The request:
Transcribe every line, keeping it exact.

─── Exercise inputs

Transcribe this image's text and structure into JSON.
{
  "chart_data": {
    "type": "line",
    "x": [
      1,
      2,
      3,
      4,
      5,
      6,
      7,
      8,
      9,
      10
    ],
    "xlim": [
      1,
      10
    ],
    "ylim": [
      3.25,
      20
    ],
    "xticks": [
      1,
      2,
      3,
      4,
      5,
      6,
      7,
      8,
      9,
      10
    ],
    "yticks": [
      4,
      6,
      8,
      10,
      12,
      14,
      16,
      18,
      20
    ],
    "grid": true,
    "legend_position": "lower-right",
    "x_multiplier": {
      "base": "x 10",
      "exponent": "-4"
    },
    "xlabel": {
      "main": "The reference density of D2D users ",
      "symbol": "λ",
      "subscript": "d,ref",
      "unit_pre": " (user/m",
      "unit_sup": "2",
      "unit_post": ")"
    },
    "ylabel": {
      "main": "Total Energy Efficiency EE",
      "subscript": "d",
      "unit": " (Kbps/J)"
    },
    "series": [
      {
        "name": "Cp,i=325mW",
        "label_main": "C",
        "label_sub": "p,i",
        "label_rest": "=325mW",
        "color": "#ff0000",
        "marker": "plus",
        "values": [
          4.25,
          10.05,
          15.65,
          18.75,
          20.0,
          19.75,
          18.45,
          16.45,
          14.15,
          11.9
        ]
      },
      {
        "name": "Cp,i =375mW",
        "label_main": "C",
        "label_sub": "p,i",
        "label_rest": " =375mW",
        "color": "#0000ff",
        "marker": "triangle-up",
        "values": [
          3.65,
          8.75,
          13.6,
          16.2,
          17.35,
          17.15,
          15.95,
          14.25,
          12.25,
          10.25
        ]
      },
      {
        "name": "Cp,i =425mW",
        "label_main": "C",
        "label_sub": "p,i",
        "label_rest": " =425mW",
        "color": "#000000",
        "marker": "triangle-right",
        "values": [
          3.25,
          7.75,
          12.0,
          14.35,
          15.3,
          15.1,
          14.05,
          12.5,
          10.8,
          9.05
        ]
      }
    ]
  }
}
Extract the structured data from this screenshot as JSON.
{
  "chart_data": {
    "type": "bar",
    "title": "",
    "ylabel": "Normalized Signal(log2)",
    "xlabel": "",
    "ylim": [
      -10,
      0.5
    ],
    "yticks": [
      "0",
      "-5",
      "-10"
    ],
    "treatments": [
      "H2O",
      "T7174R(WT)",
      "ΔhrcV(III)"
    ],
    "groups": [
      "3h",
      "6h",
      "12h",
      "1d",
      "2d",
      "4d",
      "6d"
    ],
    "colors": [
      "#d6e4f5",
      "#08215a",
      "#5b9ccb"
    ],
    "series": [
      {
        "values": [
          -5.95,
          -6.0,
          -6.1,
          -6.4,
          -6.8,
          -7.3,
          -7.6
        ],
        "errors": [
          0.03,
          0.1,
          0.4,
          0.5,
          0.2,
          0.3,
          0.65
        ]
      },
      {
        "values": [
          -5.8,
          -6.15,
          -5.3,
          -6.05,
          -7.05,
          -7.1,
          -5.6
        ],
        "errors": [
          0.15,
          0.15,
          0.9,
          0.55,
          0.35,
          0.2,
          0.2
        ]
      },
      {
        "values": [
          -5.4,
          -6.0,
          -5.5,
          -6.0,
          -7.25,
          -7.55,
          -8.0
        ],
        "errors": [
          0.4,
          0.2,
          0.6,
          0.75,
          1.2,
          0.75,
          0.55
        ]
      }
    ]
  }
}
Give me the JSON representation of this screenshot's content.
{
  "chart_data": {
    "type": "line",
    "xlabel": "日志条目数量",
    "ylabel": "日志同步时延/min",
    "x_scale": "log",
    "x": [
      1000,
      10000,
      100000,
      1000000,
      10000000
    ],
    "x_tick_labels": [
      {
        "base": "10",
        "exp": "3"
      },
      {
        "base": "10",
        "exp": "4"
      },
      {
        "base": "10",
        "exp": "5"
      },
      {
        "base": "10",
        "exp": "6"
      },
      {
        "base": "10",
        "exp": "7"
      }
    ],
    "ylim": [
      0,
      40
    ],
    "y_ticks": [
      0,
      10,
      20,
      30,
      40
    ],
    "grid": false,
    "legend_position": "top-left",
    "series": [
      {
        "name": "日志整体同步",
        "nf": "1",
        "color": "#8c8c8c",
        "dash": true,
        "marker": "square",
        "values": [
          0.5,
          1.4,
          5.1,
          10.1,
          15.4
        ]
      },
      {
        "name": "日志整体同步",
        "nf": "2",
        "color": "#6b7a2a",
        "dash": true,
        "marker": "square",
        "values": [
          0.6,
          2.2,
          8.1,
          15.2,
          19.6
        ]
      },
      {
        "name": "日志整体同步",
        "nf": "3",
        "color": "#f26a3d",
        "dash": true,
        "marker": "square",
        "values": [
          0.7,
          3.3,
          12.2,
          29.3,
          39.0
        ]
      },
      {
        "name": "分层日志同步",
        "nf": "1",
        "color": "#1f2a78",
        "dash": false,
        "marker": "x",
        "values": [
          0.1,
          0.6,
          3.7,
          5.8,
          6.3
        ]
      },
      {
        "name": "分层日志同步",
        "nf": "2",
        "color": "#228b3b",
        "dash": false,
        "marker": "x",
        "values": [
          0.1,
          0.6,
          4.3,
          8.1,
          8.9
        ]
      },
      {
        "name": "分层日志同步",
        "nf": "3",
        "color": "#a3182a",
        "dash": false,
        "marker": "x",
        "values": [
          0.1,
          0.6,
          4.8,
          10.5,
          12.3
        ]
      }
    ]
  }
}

──────

Response:
Transcribe this image's text and structure into JSON.
{
  "chart_data": {
    "type": "line",
    "x": [
      1,
      2,
      3,
      4,
      5,
      6,
      7,
      8,
      9,
      10
    ],
    "xlim": [
      1,
      10
    ],
    "ylim": [
      3.25,
      20
    ],
    "xticks": [
      1,
      2,
      3,
      4,
      5,
      6,
      7,
      8,
      9,
      10
    ],
    "yticks": [
      4,
      6,
      8,
      10,
      12,
      14,
      16,
      18,
      20
    ],
    "grid": true,
    "legend_position": "lower-right",
    "x_multiplier": {
      "base": "x 10",
      "exponent": "-4"
    },
    "xlabel": {
      "main": "The reference density of D2D users ",
      "symbol": "λ",
      "subscript": "d,ref",
      "unit_pre": " (user/m",
      "unit_sup": "2",
      "unit_post": ")"
    },
    "ylabel": {
      "main": "Total Energy Efficiency EE",
      "subscript": "d",
      "unit": " (Kbps/J)"
    },
    "series": [
      {
        "name": "Cp,i=325mW",
        "label_main": "C",
        "label_sub": "p,i",
        "label_rest": "=325mW",
        "color": "#ff0000",
        "marker": "plus",
        "values": [
          4.25,
          10.05,
          15.65,
          18.75,
          20.0,
          19.75,
          18.45,
          16.45,
          14.15,
          11.9
        ]
      },
      {
        "name": "Cp,i =375mW",
        "label_main": "C",
        "label_sub": "p,i",
        "label_rest": " =375mW",
        "color": "#0000ff",
        "marker": "triangle-up",
        "values": [
          3.65,
          8.75,
          13.6,
          16.2,
          17.35,
          17.15,
          15.95,
          14.25,
          12.25,
          10.25
        ]
      },
      {
        "name": "Cp,i =425mW",
        "label_main": "C",
        "label_sub": "p,i",
        "label_rest": " =425mW",
        "color": "#000000",
        "marker": "triangle-right",
        "values": [
          3.25,
          7.75,
          12.0,
          14.35,
          15.3,
          15.1,
          14.05,
          12.5,
          10.8,
          9.05
        ]
      }
    ]
  }
}
Extract the structured data from this screenshot as JSON.
{
  "chart_data": {
    "type": "bar",
    "title": "",
    "ylabel": "Normalized Signal(log2)",
    "xlabel": "",
    "ylim": [
      -10,
      0.5
    ],
    "yticks": [
      "0",
      "-5",
      "-10"
    ],
    "treatments": [
      "H2O",
      "T7174R(WT)",
      "ΔhrcV(III)"
    ],
    "groups": [
      "3h",
      "6h",
      "12h",
      "1d",
      "2d",
      "4d",
      "6d"
    ],
    "colors": [
      "#d6e4f5",
      "#08215a",
      "#5b9ccb"
    ],
    "series": [
      {
        "values": [
          -5.95,
          -6.0,
          -6.1,
          -6.4,
          -6.8,
          -7.3,
          -7.6
        ],
        "errors": [
          0.03,
          0.1,
          0.4,
          0.5,
          0.2,
          0.3,
          0.65
        ]
      },
      {
        "values": [
          -5.8,
          -6.15,
          -5.3,
          -6.05,
          -7.05,
          -7.1,
          -5.6
        ],
        "errors": [
          0.15,
          0.15,
          0.9,
          0.55,
          0.35,
          0.2,
          0.2
        ]
      },
      {
        "values": [
          -5.4,
          -6.0,
          -5.5,
          -6.0,
          -7.25,
          -7.55,
          -8.0
        ],
        "errors": [
          0.4,
          0.2,
          0.6,
          0.75,
          1.2,
          0.75,
          0.55
        ]
      }
    ]
  }
}
Give me the JSON representation of this screenshot's content.
{
  "chart_data": {
    "type": "line",
    "xlabel": "日志条目数量",
    "ylabel": "日志同步时延/min",
    "x_scale": "log",
    "x": [
      1000,
      10000,
      100000,
      1000000,
      10000000
    ],
    "x_tick_labels": [
      {
        "base": "10",
        "exp": "3"
      },
      {
        "base": "10",
        "exp": "4"
      },
      {
        "base": "10",
        "exp": "5"
      },
      {
        "base": "10",
        "exp": "6"
      },
      {
        "base": "10",
        "exp": "7"
      }
    ],
    "ylim": [
      0,
      40
    ],
    "y_ticks": [
      0,
      10,
      20,
      30,
      40
    ],
    "grid": false,
    "legend_position": "top-left",
    "series": [
      {
        "name": "日志整体同步",
        "nf": "1",
        "color": "#8c8c8c",
        "dash": true,
        "marker": "square",
        "values": [
          0.5,
          1.4,
          5.1,
          10.1,
          15.4
        ]
      },
      {
        "name": "日志整体同步",
        "nf": "2",
        "color": "#6b7a2a",
        "dash": true,
        "marker": "square",
        "values": [
          0.6,
          2.2,
          8.1,
          15.2,
          19.6
        ]
      },
      {
        "name": "日志整体同步",
        "nf": "3",
        "color": "#f26a3d",
        "dash": true,
        "marker": "square",
        "values": [
          0.7,
          3.3,
          12.2,
          29.3,
          39.0
        ]
      },
      {
        "name": "分层日志同步",
        "nf": "1",
        "color": "#1f2a78",
        "dash": false,
        "marker": "x",
        "values": [
          0.1,
          0.6,
          3.7,
          5.8,
          6.3
        ]
      },
      {
        "name": "分层日志同步",
        "nf": "2",
        "color": "#228b3b",
        "dash": false,
        "marker": "x",
        "values": [
          0.1,
          0.6,
          4.3,
          8.1,
          8.9
        ]
      },
      {
        "name": "分层日志同步",
        "nf": "3",
        "color": "#a3182a",
        "dash": false,
        "marker": "x",
        "values": [
          0.1,
          0.6,
          4.8,
          10.5,
          12.3
        ]
      }
    ]
  }
}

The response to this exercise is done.